> [Your instructions]
Work through the material below and count the lines holding the word "Enter"; give that count and nothing more.

╔══

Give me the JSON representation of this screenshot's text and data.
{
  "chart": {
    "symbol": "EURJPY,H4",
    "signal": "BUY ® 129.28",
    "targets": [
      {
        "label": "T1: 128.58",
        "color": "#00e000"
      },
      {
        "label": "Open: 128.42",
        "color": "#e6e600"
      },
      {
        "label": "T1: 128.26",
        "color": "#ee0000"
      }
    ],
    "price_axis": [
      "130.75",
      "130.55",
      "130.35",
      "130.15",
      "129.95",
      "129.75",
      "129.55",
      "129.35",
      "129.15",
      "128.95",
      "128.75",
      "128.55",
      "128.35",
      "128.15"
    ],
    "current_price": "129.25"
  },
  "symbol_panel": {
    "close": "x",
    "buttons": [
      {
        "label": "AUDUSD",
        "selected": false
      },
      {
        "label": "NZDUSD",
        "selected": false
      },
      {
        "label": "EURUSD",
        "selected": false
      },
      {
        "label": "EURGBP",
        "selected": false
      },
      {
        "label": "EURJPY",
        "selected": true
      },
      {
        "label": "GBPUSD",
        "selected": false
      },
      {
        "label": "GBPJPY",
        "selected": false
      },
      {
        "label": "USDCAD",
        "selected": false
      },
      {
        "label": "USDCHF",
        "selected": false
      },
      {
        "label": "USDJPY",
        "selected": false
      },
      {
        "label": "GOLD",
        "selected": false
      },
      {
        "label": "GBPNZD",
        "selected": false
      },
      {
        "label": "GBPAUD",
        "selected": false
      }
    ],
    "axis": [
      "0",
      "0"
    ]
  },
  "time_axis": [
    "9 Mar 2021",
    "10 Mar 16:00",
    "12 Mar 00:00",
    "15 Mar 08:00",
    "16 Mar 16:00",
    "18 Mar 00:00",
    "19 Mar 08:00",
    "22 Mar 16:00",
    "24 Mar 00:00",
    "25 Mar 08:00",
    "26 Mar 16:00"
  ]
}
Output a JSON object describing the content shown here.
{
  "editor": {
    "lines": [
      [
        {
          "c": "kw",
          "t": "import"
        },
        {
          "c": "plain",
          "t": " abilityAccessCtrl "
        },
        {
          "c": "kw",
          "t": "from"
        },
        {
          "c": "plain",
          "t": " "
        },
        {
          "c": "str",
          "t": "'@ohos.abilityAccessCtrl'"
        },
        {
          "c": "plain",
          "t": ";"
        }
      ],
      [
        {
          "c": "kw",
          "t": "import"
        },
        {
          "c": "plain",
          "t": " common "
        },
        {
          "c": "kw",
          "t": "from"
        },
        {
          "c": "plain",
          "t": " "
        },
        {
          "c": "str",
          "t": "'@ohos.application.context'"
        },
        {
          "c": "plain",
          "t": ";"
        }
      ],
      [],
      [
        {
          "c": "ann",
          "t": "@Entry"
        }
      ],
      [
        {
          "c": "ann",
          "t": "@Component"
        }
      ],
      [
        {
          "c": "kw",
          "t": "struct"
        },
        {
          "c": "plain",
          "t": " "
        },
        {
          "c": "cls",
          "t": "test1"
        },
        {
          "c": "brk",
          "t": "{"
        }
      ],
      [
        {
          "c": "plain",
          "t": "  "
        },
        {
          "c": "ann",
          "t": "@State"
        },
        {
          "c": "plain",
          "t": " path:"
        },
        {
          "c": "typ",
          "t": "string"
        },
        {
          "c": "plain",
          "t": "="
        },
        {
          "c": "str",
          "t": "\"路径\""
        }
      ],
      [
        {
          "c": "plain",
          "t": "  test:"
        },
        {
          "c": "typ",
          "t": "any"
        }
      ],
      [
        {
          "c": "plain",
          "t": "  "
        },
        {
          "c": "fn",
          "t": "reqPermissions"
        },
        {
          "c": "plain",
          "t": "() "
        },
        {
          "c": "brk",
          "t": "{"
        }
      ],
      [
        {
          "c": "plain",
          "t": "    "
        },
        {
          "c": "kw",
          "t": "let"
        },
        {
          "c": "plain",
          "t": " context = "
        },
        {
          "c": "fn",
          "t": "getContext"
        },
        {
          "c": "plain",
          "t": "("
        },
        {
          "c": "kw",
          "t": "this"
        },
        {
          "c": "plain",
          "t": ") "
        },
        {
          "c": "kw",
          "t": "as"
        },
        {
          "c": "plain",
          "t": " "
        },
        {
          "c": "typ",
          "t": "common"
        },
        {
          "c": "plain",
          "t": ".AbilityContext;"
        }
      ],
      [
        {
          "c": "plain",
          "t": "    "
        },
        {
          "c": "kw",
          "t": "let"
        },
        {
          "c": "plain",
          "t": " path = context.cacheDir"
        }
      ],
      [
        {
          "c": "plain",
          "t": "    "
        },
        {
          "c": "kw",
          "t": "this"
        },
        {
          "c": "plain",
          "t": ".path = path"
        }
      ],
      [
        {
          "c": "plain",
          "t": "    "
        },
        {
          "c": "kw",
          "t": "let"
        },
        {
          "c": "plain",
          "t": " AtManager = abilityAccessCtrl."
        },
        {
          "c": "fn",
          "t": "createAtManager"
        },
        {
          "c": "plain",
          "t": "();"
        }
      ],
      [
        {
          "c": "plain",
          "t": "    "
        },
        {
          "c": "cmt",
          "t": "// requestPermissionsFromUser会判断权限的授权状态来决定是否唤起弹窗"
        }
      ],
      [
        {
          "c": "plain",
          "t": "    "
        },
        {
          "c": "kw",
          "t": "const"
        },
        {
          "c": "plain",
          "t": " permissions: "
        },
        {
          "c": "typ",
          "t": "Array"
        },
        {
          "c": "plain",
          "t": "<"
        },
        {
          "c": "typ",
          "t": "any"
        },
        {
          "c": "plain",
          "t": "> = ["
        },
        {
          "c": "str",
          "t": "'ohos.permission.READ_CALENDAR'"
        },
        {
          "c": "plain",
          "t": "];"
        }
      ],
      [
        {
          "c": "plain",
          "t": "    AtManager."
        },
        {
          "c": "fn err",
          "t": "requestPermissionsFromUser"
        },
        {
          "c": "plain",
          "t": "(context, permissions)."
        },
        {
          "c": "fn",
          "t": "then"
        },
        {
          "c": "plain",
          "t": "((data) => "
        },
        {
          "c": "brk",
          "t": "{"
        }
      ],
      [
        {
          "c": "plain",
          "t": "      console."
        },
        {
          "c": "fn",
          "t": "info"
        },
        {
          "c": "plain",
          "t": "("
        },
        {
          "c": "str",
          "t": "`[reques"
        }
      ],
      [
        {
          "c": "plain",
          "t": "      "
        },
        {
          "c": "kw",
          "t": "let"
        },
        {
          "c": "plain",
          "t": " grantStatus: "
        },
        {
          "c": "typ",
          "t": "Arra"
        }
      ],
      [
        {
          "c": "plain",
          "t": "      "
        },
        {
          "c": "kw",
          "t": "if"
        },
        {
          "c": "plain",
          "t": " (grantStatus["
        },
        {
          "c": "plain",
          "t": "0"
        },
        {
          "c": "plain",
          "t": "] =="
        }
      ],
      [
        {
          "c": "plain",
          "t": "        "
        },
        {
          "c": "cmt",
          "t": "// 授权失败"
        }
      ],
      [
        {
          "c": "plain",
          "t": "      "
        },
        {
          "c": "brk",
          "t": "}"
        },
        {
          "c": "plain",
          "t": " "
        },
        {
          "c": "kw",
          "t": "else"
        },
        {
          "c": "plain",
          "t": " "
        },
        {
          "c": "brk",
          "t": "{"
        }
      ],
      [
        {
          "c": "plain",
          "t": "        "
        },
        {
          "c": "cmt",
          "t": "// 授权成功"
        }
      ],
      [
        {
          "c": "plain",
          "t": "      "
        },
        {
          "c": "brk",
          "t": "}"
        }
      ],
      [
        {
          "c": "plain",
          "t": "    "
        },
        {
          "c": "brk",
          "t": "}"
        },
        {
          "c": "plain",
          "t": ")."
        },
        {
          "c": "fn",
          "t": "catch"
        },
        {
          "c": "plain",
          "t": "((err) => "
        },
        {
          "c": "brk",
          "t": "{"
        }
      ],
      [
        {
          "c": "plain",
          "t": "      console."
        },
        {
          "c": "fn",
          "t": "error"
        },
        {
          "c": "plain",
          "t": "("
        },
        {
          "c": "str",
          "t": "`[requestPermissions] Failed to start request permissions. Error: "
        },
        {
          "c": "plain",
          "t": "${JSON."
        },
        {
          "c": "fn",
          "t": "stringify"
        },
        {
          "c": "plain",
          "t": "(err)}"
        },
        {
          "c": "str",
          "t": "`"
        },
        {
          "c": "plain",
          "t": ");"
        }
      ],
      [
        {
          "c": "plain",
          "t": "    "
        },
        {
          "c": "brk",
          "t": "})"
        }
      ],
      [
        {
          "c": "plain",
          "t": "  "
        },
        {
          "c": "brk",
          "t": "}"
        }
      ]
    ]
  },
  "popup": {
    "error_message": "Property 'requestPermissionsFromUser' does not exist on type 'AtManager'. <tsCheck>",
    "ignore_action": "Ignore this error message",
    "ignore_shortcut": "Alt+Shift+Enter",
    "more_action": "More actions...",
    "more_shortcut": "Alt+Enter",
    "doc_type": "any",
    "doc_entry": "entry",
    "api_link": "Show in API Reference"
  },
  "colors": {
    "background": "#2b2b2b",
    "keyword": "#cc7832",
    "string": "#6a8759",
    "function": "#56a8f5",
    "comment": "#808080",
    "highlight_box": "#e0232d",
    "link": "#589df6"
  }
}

╚══

> [Problem solution]
2